## START PROVIDED DATA

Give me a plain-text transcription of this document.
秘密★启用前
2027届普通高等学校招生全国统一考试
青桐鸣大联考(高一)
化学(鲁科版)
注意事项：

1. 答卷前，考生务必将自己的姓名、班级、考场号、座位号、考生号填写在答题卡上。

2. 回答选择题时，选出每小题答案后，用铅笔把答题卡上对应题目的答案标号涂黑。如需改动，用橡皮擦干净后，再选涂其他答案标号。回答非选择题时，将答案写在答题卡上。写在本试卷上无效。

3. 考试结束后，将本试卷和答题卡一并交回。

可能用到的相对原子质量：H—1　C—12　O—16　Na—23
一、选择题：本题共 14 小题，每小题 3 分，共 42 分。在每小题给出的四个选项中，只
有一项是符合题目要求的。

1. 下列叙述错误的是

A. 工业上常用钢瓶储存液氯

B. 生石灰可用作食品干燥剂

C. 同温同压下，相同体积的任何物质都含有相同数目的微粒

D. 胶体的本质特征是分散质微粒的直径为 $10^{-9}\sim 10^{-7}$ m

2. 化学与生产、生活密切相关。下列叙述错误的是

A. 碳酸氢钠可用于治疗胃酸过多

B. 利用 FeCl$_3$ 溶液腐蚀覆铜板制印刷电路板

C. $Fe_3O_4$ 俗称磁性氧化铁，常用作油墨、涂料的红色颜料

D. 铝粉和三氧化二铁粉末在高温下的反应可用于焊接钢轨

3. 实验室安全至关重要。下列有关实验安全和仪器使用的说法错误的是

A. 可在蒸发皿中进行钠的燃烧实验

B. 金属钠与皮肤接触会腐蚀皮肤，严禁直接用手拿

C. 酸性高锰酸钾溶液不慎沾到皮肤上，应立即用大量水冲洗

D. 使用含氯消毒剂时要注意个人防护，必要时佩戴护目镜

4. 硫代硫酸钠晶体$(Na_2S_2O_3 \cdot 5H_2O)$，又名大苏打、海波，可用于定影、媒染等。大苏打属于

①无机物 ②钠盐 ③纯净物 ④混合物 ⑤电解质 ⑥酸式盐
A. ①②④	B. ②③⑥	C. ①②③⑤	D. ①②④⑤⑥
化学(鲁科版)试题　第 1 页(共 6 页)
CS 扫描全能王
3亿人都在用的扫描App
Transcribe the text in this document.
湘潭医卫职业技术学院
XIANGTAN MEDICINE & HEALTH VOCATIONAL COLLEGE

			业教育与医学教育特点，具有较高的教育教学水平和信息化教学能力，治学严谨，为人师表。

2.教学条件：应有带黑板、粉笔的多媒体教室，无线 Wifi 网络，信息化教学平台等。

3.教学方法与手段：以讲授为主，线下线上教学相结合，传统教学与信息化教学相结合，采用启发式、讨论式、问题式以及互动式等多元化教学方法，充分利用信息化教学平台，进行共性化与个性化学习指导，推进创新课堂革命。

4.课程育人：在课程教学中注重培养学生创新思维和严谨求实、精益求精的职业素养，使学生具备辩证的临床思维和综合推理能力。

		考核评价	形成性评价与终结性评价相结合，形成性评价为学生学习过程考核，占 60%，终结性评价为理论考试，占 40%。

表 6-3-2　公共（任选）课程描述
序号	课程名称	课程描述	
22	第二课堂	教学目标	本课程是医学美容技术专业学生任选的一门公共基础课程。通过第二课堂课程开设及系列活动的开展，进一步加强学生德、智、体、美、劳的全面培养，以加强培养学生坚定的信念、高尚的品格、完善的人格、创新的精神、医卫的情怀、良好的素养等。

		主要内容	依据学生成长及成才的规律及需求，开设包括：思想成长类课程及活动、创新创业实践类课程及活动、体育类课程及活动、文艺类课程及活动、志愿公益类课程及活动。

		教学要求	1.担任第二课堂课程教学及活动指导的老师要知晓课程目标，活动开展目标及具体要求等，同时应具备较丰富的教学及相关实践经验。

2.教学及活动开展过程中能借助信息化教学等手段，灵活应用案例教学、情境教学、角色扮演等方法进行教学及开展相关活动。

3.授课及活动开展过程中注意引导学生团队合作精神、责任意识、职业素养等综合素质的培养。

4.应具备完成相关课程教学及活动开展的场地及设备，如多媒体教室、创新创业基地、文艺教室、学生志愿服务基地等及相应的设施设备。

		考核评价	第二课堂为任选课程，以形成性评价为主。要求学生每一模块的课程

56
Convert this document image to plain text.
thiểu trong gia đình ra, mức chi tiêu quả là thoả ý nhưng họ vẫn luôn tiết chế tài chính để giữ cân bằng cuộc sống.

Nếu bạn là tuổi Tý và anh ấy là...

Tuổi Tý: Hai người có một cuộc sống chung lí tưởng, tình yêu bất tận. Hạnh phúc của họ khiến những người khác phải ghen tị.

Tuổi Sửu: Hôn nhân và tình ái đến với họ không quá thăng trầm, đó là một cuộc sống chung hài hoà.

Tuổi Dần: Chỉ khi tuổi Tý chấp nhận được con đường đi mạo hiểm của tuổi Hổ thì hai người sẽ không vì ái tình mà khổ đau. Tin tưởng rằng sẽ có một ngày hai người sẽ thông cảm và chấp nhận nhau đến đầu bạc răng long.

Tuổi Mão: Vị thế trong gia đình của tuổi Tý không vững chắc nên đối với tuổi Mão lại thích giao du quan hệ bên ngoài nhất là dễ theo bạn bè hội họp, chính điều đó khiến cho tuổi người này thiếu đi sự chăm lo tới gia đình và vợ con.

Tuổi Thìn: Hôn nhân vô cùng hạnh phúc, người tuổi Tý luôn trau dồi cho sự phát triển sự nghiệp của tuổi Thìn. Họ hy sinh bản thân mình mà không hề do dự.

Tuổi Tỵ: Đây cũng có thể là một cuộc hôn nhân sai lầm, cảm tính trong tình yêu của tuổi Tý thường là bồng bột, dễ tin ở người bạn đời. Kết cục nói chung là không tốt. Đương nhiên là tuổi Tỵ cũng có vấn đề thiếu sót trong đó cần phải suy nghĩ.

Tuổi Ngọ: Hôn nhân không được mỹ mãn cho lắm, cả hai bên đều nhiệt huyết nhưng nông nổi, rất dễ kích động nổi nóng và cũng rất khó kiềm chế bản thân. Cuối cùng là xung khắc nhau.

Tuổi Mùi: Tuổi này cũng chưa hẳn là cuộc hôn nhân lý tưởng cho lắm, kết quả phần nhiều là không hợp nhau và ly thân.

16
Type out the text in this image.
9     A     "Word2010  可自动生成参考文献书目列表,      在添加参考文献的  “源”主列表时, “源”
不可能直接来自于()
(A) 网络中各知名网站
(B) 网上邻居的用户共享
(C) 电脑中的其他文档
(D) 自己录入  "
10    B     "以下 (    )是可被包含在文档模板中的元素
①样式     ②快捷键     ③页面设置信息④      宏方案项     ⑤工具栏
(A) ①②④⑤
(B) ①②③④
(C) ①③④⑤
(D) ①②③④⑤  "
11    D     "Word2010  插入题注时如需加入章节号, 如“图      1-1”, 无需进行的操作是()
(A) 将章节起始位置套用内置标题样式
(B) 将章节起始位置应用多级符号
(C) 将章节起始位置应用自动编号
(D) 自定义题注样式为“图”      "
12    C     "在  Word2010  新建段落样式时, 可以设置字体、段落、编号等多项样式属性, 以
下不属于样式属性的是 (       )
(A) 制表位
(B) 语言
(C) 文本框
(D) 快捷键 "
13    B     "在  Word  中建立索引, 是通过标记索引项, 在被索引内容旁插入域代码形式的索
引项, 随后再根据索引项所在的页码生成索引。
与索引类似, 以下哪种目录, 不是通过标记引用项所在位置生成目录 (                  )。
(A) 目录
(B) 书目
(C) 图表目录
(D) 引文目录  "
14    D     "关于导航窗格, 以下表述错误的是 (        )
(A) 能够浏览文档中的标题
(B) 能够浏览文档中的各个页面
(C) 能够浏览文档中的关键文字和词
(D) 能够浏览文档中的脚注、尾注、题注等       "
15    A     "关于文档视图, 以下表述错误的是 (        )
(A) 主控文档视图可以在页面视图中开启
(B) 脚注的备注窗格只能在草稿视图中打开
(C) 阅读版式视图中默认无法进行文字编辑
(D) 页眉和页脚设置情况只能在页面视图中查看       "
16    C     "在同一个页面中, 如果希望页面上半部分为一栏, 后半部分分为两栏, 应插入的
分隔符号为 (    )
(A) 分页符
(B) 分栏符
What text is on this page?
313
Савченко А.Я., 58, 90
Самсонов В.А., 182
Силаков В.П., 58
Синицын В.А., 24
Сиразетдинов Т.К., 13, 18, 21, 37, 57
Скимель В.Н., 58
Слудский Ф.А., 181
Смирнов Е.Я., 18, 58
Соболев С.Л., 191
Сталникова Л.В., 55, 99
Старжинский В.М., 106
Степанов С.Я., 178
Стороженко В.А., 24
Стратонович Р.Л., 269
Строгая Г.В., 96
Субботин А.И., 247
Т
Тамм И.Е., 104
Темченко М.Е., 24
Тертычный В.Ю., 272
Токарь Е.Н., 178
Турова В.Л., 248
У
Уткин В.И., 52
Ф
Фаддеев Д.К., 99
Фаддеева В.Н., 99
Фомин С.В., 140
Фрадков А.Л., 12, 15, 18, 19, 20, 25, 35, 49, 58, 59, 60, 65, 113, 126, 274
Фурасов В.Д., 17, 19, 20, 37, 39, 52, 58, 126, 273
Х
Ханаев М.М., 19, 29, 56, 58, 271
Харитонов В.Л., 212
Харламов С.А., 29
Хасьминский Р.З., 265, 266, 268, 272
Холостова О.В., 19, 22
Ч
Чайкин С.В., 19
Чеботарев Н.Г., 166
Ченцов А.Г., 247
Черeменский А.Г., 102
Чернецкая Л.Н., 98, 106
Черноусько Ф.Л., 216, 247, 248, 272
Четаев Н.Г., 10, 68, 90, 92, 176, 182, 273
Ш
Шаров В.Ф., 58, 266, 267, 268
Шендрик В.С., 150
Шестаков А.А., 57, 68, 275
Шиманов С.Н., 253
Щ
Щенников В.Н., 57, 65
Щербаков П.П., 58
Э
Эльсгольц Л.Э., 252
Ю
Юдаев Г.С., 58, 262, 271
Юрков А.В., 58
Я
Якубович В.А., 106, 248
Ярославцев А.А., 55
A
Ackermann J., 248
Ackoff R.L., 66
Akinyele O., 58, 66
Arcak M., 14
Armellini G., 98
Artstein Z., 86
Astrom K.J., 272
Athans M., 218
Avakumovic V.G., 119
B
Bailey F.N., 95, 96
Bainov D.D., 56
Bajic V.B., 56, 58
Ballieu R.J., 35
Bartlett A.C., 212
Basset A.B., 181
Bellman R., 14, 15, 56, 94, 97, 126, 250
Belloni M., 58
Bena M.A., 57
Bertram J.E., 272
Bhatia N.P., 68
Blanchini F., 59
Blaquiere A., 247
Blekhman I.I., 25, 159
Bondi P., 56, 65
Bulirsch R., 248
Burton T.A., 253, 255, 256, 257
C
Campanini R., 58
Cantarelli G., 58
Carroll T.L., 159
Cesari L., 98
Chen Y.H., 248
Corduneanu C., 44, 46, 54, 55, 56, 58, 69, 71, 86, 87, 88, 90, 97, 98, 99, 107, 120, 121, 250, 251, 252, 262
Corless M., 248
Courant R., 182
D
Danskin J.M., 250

## END PROVIDED DATA

WORK REQUIRED:
Go through the material and select each line with the string "thân" in it.

ANSWER TO THE TASK:
Tuổi Thìn: Hôn nhân vô cùng hạnh phúc, người tuổi Tý luôn trau dồi cho sự phát triển sự nghiệp của tuổi Thìn. Họ hy sinh bản thân mình mà không hề do dự.
Tuổi Ngọ: Hôn nhân không được mỹ mãn cho lắm, cả hai bên đều nhiệt huyết nhưng nông nổi, rất dễ kích động nổi nóng và cũng rất khó kiềm chế bản thân. Cuối cùng là xung khắc nhau.
Tuổi Mùi: Tuổi này cũng chưa hẳn là cuộc hôn nhân lý tưởng cho lắm, kết quả phần nhiều là không hợp nhau và ly thân.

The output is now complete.